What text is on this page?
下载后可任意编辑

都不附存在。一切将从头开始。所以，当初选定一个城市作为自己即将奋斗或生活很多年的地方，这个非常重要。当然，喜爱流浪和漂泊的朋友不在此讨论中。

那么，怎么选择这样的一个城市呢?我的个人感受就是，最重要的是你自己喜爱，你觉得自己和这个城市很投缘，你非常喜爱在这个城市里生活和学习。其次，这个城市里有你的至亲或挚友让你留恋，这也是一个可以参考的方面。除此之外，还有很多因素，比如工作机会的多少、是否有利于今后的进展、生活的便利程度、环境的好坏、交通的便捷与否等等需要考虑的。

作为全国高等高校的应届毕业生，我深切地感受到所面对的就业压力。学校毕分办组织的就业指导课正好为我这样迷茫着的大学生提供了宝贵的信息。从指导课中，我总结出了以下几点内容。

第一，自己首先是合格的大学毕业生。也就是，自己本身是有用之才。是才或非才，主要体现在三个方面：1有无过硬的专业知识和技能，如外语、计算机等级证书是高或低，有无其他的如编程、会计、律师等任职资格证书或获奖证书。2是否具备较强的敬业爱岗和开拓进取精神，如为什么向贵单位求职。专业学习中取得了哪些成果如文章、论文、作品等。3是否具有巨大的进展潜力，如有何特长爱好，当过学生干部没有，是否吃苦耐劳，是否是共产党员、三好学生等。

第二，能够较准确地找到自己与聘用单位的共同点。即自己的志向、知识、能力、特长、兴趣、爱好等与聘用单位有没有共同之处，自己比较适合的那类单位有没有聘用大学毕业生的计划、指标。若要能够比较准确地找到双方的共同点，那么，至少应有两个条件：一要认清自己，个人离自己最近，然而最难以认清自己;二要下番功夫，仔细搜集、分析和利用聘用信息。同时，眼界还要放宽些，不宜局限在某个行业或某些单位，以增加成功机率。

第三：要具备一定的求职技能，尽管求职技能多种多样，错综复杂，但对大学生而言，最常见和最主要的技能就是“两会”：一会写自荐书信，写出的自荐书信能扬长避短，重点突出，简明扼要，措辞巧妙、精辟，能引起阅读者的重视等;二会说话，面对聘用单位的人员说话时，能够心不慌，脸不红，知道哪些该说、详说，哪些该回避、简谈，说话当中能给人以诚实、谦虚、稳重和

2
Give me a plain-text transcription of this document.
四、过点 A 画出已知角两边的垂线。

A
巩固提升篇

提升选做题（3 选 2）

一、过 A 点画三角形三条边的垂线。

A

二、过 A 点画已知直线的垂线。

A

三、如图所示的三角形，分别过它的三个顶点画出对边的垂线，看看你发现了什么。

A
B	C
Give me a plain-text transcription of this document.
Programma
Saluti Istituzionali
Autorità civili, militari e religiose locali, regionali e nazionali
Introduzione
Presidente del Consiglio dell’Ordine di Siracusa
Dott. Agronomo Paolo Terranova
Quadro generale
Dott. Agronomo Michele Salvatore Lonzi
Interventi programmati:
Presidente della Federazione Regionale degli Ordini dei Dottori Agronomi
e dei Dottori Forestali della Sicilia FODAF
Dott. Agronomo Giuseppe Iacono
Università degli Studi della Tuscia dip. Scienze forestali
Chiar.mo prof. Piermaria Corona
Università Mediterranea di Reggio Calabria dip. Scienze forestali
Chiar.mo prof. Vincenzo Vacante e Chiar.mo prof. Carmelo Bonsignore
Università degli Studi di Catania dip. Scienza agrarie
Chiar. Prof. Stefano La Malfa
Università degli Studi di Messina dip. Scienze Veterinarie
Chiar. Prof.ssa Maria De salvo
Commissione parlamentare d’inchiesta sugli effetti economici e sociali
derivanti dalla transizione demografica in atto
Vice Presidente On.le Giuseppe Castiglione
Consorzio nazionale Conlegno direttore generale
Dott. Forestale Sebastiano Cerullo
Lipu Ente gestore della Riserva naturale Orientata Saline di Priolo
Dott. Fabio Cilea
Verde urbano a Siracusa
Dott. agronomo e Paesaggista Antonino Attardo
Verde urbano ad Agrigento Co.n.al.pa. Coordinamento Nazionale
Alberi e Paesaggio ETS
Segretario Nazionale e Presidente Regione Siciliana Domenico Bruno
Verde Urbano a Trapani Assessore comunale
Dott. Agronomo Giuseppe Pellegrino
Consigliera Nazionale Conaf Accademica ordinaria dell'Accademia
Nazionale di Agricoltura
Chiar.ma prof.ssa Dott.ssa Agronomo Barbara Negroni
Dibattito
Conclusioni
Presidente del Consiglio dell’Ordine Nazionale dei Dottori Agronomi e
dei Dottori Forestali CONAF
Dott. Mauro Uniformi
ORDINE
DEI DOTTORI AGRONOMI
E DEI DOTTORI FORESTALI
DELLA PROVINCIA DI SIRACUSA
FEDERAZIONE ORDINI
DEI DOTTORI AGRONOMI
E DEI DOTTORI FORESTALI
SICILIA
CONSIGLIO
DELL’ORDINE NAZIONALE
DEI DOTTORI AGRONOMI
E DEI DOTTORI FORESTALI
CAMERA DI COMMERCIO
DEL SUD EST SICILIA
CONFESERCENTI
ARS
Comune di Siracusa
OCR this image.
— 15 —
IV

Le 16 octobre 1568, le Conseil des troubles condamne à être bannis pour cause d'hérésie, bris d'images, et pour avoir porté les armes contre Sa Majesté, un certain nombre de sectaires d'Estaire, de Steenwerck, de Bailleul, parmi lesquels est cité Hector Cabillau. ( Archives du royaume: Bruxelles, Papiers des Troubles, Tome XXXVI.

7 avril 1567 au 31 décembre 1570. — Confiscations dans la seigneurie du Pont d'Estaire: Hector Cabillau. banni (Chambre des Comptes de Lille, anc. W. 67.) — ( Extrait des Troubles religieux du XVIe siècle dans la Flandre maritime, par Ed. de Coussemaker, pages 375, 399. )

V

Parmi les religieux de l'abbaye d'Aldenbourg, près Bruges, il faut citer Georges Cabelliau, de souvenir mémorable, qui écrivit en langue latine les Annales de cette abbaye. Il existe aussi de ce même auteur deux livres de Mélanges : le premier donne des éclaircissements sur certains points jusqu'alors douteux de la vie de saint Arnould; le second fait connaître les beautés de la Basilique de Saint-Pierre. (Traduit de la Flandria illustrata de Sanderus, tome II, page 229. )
◆ ◆ ◆ ◆ ◆ ◆ ◆
- **TASK INSTRUCTIONS**
The records above are to be copied in full, exactly as written.

- **TASK OUTPUT**
What text is on this page?
下载后可任意编辑

都不附存在。一切将从头开始。所以，当初选定一个城市作为自己即将奋斗或生活很多年的地方，这个非常重要。当然，喜爱流浪和漂泊的朋友不在此讨论中。

那么，怎么选择这样的一个城市呢?我的个人感受就是，最重要的是你自己喜爱，你觉得自己和这个城市很投缘，你非常喜爱在这个城市里生活和学习。其次，这个城市里有你的至亲或挚友让你留恋，这也是一个可以参考的方面。除此之外，还有很多因素，比如工作机会的多少、是否有利于今后的进展、生活的便利程度、环境的好坏、交通的便捷与否等等需要考虑的。

作为全国高等高校的应届毕业生，我深切地感受到所面对的就业压力。学校毕分办组织的就业指导课正好为我这样迷茫着的大学生提供了宝贵的信息。从指导课中，我总结出了以下几点内容。

第一，自己首先是合格的大学毕业生。也就是，自己本身是有用之才。是才或非才，主要体现在三个方面：1有无过硬的专业知识和技能，如外语、计算机等级证书是高或低，有无其他的如编程、会计、律师等任职资格证书或获奖证书。2是否具备较强的敬业爱岗和开拓进取精神，如为什么向贵单位求职。专业学习中取得了哪些成果如文章、论文、作品等。3是否具有巨大的进展潜力，如有何特长爱好，当过学生干部没有，是否吃苦耐劳，是否是共产党员、三好学生等。

第二，能够较准确地找到自己与聘用单位的共同点。即自己的志向、知识、能力、特长、兴趣、爱好等与聘用单位有没有共同之处，自己比较适合的那类单位有没有聘用大学毕业生的计划、指标。若要能够比较准确地找到双方的共同点，那么，至少应有两个条件：一要认清自己，个人离自己最近，然而最难以认清自己;二要下番功夫，仔细搜集、分析和利用聘用信息。同时，眼界还要放宽些，不宜局限在某个行业或某些单位，以增加成功机率。

第三：要具备一定的求职技能，尽管求职技能多种多样，错综复杂，但对大学生而言，最常见和最主要的技能就是“两会”：一会写自荐书信，写出的自荐书信能扬长避短，重点突出，简明扼要，措辞巧妙、精辟，能引起阅读者的重视等;二会说话，面对聘用单位的人员说话时，能够心不慌，脸不红，知道哪些该说、详说，哪些该回避、简谈，说话当中能给人以诚实、谦虚、稳重和

2
Give me a plain-text transcription of this document.
四、过点 A 画出已知角两边的垂线。

A
巩固提升篇

提升选做题（3 选 2）

一、过 A 点画三角形三条边的垂线。

A

二、过 A 点画已知直线的垂线。

A

三、如图所示的三角形，分别过它的三个顶点画出对边的垂线，看看你发现了什么。

A
B	C
Give me a plain-text transcription of this document.
Programma
Saluti Istituzionali
Autorità civili, militari e religiose locali, regionali e nazionali
Introduzione
Presidente del Consiglio dell’Ordine di Siracusa
Dott. Agronomo Paolo Terranova
Quadro generale
Dott. Agronomo Michele Salvatore Lonzi
Interventi programmati:
Presidente della Federazione Regionale degli Ordini dei Dottori Agronomi
e dei Dottori Forestali della Sicilia FODAF
Dott. Agronomo Giuseppe Iacono
Università degli Studi della Tuscia dip. Scienze forestali
Chiar.mo prof. Piermaria Corona
Università Mediterranea di Reggio Calabria dip. Scienze forestali
Chiar.mo prof. Vincenzo Vacante e Chiar.mo prof. Carmelo Bonsignore
Università degli Studi di Catania dip. Scienza agrarie
Chiar. Prof. Stefano La Malfa
Università degli Studi di Messina dip. Scienze Veterinarie
Chiar. Prof.ssa Maria De salvo
Commissione parlamentare d’inchiesta sugli effetti economici e sociali
derivanti dalla transizione demografica in atto
Vice Presidente On.le Giuseppe Castiglione
Consorzio nazionale Conlegno direttore generale
Dott. Forestale Sebastiano Cerullo
Lipu Ente gestore della Riserva naturale Orientata Saline di Priolo
Dott. Fabio Cilea
Verde urbano a Siracusa
Dott. agronomo e Paesaggista Antonino Attardo
Verde urbano ad Agrigento Co.n.al.pa. Coordinamento Nazionale
Alberi e Paesaggio ETS
Segretario Nazionale e Presidente Regione Siciliana Domenico Bruno
Verde Urbano a Trapani Assessore comunale
Dott. Agronomo Giuseppe Pellegrino
Consigliera Nazionale Conaf Accademica ordinaria dell'Accademia
Nazionale di Agricoltura
Chiar.ma prof.ssa Dott.ssa Agronomo Barbara Negroni
Dibattito
Conclusioni
Presidente del Consiglio dell’Ordine Nazionale dei Dottori Agronomi e
dei Dottori Forestali CONAF
Dott. Mauro Uniformi
ORDINE
DEI DOTTORI AGRONOMI
E DEI DOTTORI FORESTALI
DELLA PROVINCIA DI SIRACUSA
FEDERAZIONE ORDINI
DEI DOTTORI AGRONOMI
E DEI DOTTORI FORESTALI
SICILIA
CONSIGLIO
DELL’ORDINE NAZIONALE
DEI DOTTORI AGRONOMI
E DEI DOTTORI FORESTALI
CAMERA DI COMMERCIO
DEL SUD EST SICILIA
CONFESERCENTI
ARS
Comune di Siracusa
OCR this image.
— 15 —
IV

Le 16 octobre 1568, le Conseil des troubles condamne à être bannis pour cause d'hérésie, bris d'images, et pour avoir porté les armes contre Sa Majesté, un certain nombre de sectaires d'Estaire, de Steenwerck, de Bailleul, parmi lesquels est cité Hector Cabillau. ( Archives du royaume: Bruxelles, Papiers des Troubles, Tome XXXVI.

7 avril 1567 au 31 décembre 1570. — Confiscations dans la seigneurie du Pont d'Estaire: Hector Cabillau. banni (Chambre des Comptes de Lille, anc. W. 67.) — ( Extrait des Troubles religieux du XVIe siècle dans la Flandre maritime, par Ed. de Coussemaker, pages 375, 399. )

V

Parmi les religieux de l'abbaye d'Aldenbourg, près Bruges, il faut citer Georges Cabelliau, de souvenir mémorable, qui écrivit en langue latine les Annales de cette abbaye. Il existe aussi de ce même auteur deux livres de Mélanges : le premier donne des éclaircissements sur certains points jusqu'alors douteux de la vie de saint Arnould; le second fait connaître les beautés de la Basilique de Saint-Pierre. (Traduit de la Flandria illustrata de Sanderus, tome II, page 229. )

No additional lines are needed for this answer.